Work to complete >> The records that follow should be retyped word for word.

======== Data for the task ========

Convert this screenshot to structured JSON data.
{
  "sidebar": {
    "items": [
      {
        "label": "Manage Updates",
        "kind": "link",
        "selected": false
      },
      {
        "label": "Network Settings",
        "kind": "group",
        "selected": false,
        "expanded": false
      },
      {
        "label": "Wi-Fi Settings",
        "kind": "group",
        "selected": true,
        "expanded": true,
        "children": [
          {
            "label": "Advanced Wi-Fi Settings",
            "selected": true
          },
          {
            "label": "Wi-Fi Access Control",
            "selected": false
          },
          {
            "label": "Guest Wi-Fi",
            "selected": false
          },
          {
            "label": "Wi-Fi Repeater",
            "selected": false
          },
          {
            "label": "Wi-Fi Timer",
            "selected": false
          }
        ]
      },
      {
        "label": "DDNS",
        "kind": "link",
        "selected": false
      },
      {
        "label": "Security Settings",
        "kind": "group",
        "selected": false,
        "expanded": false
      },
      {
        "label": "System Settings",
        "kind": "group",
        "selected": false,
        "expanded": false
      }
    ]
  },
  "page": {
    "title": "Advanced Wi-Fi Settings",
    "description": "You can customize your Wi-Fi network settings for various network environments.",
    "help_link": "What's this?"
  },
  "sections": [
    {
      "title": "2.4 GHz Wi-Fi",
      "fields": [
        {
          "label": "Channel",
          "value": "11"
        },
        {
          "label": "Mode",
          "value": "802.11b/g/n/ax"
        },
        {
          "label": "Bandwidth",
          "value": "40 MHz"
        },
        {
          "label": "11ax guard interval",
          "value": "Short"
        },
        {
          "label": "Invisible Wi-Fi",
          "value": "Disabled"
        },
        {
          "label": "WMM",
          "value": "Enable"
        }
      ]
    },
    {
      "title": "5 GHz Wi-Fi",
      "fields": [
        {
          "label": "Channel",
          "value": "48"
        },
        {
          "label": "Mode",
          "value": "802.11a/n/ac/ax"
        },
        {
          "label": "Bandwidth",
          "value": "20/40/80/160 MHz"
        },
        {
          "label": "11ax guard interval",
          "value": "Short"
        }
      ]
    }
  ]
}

========

Full response >>
Convert this screenshot to structured JSON data.
{
  "sidebar": {
    "items": [
      {
        "label": "Manage Updates",
        "kind": "link",
        "selected": false
      },
      {
        "label": "Network Settings",
        "kind": "group",
        "selected": false,
        "expanded": false
      },
      {
        "label": "Wi-Fi Settings",
        "kind": "group",
        "selected": true,
        "expanded": true,
        "children": [
          {
            "label": "Advanced Wi-Fi Settings",
            "selected": true
          },
          {
            "label": "Wi-Fi Access Control",
            "selected": false
          },
          {
            "label": "Guest Wi-Fi",
            "selected": false
          },
          {
            "label": "Wi-Fi Repeater",
            "selected": false
          },
          {
            "label": "Wi-Fi Timer",
            "selected": false
          }
        ]
      },
      {
        "label": "DDNS",
        "kind": "link",
        "selected": false
      },
      {
        "label": "Security Settings",
        "kind": "group",
        "selected": false,
        "expanded": false
      },
      {
        "label": "System Settings",
        "kind": "group",
        "selected": false,
        "expanded": false
      }
    ]
  },
  "page": {
    "title": "Advanced Wi-Fi Settings",
    "description": "You can customize your Wi-Fi network settings for various network environments.",
    "help_link": "What's this?"
  },
  "sections": [
    {
      "title": "2.4 GHz Wi-Fi",
      "fields": [
        {
          "label": "Channel",
          "value": "11"
        },
        {
          "label": "Mode",
          "value": "802.11b/g/n/ax"
        },
        {
          "label": "Bandwidth",
          "value": "40 MHz"
        },
        {
          "label": "11ax guard interval",
          "value": "Short"
        },
        {
          "label": "Invisible Wi-Fi",
          "value": "Disabled"
        },
        {
          "label": "WMM",
          "value": "Enable"
        }
      ]
    },
    {
      "title": "5 GHz Wi-Fi",
      "fields": [
        {
          "label": "Channel",
          "value": "48"
        },
        {
          "label": "Mode",
          "value": "802.11a/n/ac/ax"
        },
        {
          "label": "Bandwidth",
          "value": "20/40/80/160 MHz"
        },
        {
          "label": "11ax guard interval",
          "value": "Short"
        }
      ]
    }
  ]
}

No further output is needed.